** TEXT EXCERPT follows **
In today’s fast-paced professional and social worlds, the internet reigns supreme. In fact, most activities in which we engage for pleasure or leisure depend upon an internet connection; from submitting a critical report to upper-management in the corporate world, to sharing silly photos with a close friend halfway across the globe, and everything in between. In order to keep up the pace whilst maintaining efficiency, file conversion has evolved into a critical element of today’s linked global society. While I could spend hours reviewing all of the different file formats out there, I am going to keep this piece closer to home and focus on three of the most commonly known: .JPG, .JPEG, and .PDF. Specifically, I will explain what each format is and how you can convert files from .PDF to .JPEG.
.JPG or .JPEG?
Joint Photographic Experts Group format, or .JPEG, is the most common of these three formats. You may also come across images in .JPG format. These images are essentially the same as .JPEGs, except most likely older. The reason is that older Windows operating systems could only handle extension formats of up to three letters. The “e” in experts was placed back in when newer operating systems could handle file extensions longer than three letters1.
.JPEG is within theraster classification format, which uses pixels (individual blocks) to create an image 2. Whenever an image is created in .JPEG format (or any raster format), a specific proportion of pixels based on resolution is assigned to create that image. The upshot of this defined set of pixel dimensions is that the images generally take up less data storage, and resizing does not drastically alter the storage space. The downside is that whenever you resize the file, you are stretching the defined pixels rather than adding/subtracting pixels. Basically, if you want to create a larger image by expanding the dimensions vertically and horizontally by the same rate, you will end up with a lower-quality image because the existing pixels are stretched out of their initial resolution. If you need to print a large, high-resolution image, this format is not recommended.
** End of TEXT EXCERPT **
### WORK TASK 1
Say whether each statement agrees with the text on file formats, answering yes or no and quoting the deciding words of the text: (a) .JPG images are essentially the same as .JPEGs. (b) Resizing a .JPEG file adds or subtracts pixels. (c) The .JPEG format is recommended for printing a large, high-resolution image.
### WORK TASK 2
Rewrite the text on file formats from "Joint Photographic Experts" up to and including "than three letters1.", substituting "software platforms" for every occurrence of "operating systems".
** SUPPLIED ENTRIES follows **
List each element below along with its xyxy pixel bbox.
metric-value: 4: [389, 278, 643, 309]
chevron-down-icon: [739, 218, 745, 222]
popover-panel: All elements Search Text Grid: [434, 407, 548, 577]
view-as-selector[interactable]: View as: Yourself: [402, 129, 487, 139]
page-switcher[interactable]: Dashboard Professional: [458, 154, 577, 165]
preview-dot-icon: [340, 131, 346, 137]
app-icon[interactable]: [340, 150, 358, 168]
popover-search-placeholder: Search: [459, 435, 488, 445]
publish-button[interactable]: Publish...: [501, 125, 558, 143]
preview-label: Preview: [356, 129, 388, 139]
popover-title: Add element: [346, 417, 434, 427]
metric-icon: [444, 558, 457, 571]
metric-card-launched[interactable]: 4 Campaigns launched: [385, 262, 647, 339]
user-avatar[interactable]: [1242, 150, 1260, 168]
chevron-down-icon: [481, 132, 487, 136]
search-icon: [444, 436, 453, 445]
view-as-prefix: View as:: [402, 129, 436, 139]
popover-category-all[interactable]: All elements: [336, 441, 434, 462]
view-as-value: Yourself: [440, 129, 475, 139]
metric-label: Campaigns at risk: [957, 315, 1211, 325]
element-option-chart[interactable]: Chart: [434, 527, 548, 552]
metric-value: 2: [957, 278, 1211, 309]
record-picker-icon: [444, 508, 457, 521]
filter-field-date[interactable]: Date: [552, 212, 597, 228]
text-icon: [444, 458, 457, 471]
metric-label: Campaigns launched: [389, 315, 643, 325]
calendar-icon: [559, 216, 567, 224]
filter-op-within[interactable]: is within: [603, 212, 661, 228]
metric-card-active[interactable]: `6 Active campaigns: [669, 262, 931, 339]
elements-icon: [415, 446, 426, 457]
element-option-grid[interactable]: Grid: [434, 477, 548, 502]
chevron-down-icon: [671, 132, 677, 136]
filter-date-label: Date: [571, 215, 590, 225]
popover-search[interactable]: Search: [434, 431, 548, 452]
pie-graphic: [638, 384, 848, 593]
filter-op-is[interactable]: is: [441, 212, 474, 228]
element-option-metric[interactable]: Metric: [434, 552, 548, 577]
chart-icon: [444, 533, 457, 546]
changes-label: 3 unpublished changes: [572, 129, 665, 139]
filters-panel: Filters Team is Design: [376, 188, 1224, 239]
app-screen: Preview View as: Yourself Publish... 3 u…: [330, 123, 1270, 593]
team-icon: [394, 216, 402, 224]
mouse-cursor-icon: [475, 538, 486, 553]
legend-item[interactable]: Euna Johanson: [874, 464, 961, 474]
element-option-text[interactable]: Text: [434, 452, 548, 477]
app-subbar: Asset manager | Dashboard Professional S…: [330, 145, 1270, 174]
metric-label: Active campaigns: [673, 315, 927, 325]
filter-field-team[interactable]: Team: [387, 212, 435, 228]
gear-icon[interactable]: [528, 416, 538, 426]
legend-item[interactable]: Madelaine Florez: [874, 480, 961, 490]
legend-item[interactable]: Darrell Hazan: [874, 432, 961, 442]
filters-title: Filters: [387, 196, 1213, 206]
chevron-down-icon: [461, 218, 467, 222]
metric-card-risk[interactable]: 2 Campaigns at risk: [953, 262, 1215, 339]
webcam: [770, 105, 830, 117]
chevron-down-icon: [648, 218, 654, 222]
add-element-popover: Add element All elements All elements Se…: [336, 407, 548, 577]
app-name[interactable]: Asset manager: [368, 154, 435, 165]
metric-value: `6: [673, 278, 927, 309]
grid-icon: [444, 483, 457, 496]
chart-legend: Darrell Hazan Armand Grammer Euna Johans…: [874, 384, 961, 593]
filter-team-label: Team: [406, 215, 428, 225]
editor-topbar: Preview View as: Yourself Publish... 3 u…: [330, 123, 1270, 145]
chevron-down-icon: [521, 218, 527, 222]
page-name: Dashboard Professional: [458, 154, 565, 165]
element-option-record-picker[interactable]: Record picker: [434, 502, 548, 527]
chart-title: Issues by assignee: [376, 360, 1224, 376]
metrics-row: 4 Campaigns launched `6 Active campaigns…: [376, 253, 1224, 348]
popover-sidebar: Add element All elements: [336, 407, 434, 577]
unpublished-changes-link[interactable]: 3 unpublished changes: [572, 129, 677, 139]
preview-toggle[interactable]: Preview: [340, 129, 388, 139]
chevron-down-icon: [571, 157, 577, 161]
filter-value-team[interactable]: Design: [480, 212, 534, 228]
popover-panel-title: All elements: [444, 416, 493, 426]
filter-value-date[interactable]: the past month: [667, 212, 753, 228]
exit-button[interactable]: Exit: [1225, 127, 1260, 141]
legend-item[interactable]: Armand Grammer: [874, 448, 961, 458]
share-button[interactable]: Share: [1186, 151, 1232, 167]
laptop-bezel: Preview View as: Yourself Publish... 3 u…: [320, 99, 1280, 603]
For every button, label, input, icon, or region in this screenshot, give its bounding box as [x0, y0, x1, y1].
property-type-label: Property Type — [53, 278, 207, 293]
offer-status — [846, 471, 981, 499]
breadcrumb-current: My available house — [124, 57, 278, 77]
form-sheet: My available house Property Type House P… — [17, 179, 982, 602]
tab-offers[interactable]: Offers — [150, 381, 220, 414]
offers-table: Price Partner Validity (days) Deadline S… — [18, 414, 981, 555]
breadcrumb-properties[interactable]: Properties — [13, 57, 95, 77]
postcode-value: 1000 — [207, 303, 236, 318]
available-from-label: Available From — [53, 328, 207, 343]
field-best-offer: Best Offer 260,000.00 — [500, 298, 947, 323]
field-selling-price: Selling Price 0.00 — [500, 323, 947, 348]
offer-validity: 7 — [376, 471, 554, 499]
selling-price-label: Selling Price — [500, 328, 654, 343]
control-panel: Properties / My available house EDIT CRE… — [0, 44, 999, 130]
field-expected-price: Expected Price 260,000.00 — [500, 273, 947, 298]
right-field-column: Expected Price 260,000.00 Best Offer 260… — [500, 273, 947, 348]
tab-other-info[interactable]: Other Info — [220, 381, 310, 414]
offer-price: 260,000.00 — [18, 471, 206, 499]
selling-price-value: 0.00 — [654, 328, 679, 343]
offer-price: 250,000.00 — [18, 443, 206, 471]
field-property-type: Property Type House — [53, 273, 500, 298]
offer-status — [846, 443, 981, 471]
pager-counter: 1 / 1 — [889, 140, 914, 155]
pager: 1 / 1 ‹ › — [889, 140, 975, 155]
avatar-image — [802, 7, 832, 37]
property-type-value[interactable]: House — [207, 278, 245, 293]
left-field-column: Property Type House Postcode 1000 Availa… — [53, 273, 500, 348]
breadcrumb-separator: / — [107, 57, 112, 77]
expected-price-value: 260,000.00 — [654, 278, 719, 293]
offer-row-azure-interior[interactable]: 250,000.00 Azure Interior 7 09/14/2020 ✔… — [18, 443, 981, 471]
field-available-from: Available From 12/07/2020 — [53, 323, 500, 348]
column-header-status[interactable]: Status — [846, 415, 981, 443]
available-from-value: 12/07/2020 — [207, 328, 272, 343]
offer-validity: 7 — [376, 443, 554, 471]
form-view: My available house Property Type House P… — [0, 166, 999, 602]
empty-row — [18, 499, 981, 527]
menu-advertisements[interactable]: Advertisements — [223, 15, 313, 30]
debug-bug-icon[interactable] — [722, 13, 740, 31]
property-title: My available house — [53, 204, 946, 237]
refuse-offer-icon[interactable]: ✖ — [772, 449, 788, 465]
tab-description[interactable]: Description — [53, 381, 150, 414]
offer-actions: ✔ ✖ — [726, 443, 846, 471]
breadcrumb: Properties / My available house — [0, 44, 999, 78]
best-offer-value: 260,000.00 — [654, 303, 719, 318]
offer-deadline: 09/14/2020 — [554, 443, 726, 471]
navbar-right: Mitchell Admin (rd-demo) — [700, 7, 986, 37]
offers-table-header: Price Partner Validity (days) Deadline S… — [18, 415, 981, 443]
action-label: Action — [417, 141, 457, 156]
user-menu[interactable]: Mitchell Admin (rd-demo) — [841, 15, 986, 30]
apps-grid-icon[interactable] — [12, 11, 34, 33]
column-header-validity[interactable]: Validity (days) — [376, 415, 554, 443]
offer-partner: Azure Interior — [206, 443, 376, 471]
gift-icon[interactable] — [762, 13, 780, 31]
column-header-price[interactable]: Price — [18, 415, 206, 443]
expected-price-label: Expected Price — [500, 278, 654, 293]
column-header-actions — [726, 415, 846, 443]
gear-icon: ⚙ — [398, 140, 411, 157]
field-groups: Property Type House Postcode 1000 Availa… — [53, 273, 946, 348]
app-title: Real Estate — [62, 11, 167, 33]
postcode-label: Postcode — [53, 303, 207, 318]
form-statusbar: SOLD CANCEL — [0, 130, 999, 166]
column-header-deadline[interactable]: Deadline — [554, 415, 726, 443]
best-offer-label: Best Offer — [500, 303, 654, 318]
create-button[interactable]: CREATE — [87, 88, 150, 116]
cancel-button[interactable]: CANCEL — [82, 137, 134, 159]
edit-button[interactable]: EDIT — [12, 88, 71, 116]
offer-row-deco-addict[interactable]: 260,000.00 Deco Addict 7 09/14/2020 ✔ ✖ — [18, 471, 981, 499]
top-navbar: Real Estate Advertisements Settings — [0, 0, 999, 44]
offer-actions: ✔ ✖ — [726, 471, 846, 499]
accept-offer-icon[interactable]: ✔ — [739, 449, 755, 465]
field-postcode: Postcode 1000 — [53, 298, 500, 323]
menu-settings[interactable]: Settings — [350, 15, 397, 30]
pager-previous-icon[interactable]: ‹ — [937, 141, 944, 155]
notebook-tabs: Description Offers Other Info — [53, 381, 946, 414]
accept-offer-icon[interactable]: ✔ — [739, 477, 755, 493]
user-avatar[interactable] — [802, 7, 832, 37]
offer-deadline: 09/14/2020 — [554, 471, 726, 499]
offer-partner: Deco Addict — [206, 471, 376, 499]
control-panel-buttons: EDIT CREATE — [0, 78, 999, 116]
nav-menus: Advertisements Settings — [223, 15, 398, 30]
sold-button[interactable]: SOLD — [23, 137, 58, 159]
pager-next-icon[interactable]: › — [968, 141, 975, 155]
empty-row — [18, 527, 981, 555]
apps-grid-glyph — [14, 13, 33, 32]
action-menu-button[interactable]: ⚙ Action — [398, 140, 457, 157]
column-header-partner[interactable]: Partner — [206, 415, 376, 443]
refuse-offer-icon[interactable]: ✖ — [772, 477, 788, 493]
** End of SUPPLIED ENTRIES **
### ANSWER AREA 1
(a) Yes: "These images are essentially the same as .JPEGs, except most likely older."
(b) No: "you are stretching the defined pixels rather than adding/subtracting pixels."
(c) No: "If you need to print a large, high-resolution image, this format is not recommended."

### ANSWER AREA 2
Joint Photographic Experts Group format, or .JPEG, is the most common of these three formats. You may also come across images in .JPG format. These images are essentially the same as .JPEGs, except most likely older. The reason is that older Windows software platforms could only handle extension formats of up to three letters. The “e” in experts was placed back in when newer software platforms could handle file extensions longer than three letters1.